Look through the lines below and extract any with the word "normal".

[Lines of data]
····················

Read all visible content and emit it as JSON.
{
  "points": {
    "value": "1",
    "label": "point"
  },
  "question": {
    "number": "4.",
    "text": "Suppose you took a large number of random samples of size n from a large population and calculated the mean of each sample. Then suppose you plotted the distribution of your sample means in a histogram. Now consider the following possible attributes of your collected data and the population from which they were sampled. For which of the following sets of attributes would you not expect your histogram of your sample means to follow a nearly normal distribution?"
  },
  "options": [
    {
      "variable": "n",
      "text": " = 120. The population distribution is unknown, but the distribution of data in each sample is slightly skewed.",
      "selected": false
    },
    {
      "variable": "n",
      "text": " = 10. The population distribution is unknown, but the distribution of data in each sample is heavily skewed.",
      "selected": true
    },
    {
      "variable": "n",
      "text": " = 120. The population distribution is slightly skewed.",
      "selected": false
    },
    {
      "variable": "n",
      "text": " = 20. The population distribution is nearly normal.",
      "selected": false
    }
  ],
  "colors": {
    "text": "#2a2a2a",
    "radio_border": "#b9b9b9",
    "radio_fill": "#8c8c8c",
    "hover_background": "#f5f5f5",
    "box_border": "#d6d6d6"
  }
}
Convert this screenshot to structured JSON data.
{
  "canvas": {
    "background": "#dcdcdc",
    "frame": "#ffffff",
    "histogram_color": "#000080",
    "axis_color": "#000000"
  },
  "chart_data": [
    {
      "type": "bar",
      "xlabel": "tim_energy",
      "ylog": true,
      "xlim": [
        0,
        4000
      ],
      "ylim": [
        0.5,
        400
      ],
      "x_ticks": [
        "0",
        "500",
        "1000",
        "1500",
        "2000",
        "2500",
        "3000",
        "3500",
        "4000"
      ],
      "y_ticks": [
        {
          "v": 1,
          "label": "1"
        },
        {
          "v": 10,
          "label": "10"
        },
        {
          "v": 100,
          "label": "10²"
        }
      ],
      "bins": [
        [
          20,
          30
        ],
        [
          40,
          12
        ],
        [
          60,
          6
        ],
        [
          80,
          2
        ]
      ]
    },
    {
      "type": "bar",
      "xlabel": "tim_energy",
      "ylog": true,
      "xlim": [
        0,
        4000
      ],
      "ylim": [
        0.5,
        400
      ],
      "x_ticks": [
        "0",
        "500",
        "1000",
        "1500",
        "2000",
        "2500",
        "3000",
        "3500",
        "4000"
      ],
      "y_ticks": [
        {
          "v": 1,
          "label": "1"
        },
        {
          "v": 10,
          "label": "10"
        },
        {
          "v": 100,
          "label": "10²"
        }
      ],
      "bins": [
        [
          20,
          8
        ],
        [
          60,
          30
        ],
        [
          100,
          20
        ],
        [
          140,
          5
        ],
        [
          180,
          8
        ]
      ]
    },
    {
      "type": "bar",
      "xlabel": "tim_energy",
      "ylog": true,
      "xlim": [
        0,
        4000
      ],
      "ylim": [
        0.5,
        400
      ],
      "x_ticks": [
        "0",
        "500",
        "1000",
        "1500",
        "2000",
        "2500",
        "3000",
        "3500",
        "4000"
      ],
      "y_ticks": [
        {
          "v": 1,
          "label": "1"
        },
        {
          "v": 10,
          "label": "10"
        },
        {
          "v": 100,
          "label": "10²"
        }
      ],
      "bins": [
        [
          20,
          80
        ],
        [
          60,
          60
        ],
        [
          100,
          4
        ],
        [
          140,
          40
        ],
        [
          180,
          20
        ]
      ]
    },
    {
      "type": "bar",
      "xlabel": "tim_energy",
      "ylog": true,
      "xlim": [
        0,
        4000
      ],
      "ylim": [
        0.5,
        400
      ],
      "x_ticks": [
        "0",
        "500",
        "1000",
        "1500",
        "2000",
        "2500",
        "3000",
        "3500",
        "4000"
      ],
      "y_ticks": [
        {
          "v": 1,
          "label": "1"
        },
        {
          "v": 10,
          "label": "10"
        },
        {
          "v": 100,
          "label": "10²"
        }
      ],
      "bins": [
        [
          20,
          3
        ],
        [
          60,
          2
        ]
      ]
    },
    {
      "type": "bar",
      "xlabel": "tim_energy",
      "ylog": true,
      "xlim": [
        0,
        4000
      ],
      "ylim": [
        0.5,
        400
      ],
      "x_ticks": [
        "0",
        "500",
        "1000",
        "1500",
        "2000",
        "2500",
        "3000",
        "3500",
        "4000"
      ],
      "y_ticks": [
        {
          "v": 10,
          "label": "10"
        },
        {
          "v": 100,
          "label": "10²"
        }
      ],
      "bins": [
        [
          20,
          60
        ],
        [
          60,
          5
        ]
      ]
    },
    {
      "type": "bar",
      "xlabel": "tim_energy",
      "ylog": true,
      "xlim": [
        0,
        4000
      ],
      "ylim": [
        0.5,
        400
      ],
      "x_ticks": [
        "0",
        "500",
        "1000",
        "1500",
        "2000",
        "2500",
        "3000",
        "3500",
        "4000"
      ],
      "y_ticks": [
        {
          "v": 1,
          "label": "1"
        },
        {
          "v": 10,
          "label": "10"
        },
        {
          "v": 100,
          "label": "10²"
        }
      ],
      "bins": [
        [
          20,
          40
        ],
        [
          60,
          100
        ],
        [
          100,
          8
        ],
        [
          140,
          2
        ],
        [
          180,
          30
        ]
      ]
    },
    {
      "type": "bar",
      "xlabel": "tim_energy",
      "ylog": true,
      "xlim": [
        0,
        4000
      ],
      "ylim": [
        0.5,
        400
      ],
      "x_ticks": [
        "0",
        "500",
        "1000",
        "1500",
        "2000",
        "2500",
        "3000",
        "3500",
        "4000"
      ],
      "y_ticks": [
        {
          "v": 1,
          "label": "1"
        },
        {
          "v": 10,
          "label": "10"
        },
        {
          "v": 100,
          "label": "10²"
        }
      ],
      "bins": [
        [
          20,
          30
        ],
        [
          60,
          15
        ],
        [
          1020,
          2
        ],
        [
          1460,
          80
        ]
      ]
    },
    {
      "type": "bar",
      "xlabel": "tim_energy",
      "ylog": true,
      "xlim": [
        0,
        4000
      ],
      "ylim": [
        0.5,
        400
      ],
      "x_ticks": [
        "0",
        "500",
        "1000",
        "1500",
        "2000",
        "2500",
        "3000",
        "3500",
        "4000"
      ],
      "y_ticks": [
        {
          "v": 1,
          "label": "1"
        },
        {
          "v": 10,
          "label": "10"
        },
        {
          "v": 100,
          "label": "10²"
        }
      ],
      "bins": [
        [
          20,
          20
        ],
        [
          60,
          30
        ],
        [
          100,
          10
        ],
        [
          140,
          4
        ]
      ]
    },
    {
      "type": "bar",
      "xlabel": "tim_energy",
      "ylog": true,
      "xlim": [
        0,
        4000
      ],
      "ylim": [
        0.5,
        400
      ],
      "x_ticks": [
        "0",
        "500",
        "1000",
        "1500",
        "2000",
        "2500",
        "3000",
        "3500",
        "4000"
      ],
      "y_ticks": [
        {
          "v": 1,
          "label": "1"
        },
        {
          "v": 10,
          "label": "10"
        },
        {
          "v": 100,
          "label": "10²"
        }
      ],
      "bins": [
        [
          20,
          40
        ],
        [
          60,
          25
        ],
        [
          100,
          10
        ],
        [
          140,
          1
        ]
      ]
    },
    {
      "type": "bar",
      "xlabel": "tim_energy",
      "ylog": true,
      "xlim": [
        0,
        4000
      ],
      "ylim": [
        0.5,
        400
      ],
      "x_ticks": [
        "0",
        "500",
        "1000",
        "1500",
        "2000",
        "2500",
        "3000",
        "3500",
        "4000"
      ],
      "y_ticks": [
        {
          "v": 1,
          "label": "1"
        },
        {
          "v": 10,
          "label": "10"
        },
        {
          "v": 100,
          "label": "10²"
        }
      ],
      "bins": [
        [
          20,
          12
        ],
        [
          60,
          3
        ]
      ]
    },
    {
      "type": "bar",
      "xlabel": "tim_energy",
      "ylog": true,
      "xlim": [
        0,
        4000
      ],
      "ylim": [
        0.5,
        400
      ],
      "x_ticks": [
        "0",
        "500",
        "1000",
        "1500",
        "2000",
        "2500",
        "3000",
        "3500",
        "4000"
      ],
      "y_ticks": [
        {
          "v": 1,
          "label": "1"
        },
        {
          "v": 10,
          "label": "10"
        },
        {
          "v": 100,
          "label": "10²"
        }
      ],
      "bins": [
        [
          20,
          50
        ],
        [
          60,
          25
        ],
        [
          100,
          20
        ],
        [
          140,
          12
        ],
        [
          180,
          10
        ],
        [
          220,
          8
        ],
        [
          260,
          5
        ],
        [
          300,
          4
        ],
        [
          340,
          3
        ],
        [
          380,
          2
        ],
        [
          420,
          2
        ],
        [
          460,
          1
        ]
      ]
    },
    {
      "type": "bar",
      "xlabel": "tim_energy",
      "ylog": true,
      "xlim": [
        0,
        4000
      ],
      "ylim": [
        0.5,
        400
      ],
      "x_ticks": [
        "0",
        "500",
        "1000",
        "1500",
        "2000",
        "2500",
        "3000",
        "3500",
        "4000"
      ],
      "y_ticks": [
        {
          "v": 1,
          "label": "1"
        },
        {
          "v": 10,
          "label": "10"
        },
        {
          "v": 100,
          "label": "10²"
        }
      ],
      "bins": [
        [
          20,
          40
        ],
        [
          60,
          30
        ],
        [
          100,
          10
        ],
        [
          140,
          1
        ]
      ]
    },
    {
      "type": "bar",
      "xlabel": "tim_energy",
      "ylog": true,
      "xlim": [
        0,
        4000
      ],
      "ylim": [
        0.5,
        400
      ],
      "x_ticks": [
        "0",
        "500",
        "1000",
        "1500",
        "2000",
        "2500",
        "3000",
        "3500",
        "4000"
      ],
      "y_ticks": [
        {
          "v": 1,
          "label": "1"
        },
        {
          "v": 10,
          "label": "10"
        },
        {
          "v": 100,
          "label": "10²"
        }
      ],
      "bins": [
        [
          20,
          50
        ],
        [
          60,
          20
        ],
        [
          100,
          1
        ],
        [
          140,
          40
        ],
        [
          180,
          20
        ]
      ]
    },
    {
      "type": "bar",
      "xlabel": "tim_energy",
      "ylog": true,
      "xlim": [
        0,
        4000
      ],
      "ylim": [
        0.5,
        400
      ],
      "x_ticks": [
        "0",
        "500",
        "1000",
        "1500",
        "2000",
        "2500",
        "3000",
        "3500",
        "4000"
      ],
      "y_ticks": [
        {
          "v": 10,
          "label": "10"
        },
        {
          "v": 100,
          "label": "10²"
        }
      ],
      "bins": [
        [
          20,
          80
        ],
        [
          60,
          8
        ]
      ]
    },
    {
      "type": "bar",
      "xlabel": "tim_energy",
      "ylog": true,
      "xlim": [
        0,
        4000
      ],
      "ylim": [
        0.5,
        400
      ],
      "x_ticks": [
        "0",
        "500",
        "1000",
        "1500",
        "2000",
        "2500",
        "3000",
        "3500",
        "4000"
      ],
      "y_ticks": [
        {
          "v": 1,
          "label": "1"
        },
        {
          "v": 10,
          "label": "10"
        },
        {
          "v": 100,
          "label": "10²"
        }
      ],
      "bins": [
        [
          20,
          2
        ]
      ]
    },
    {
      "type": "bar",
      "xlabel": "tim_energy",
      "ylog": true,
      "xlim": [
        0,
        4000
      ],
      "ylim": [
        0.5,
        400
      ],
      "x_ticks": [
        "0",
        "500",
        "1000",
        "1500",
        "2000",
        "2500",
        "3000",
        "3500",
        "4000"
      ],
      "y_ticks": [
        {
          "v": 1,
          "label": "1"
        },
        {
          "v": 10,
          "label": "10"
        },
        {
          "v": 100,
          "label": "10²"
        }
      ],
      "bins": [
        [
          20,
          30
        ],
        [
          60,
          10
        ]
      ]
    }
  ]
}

····················

◆ The completed task
    "text": "Suppose you took a large number of random samples of size n from a large population and calculated the mean of each sample. Then suppose you plotted the distribution of your sample means in a histogram. Now consider the following possible attributes of your collected data and the population from which they were sampled. For which of the following sets of attributes would you not expect your histogram of your sample means to follow a nearly normal distribution?"
      "text": " = 20. The population distribution is nearly normal.",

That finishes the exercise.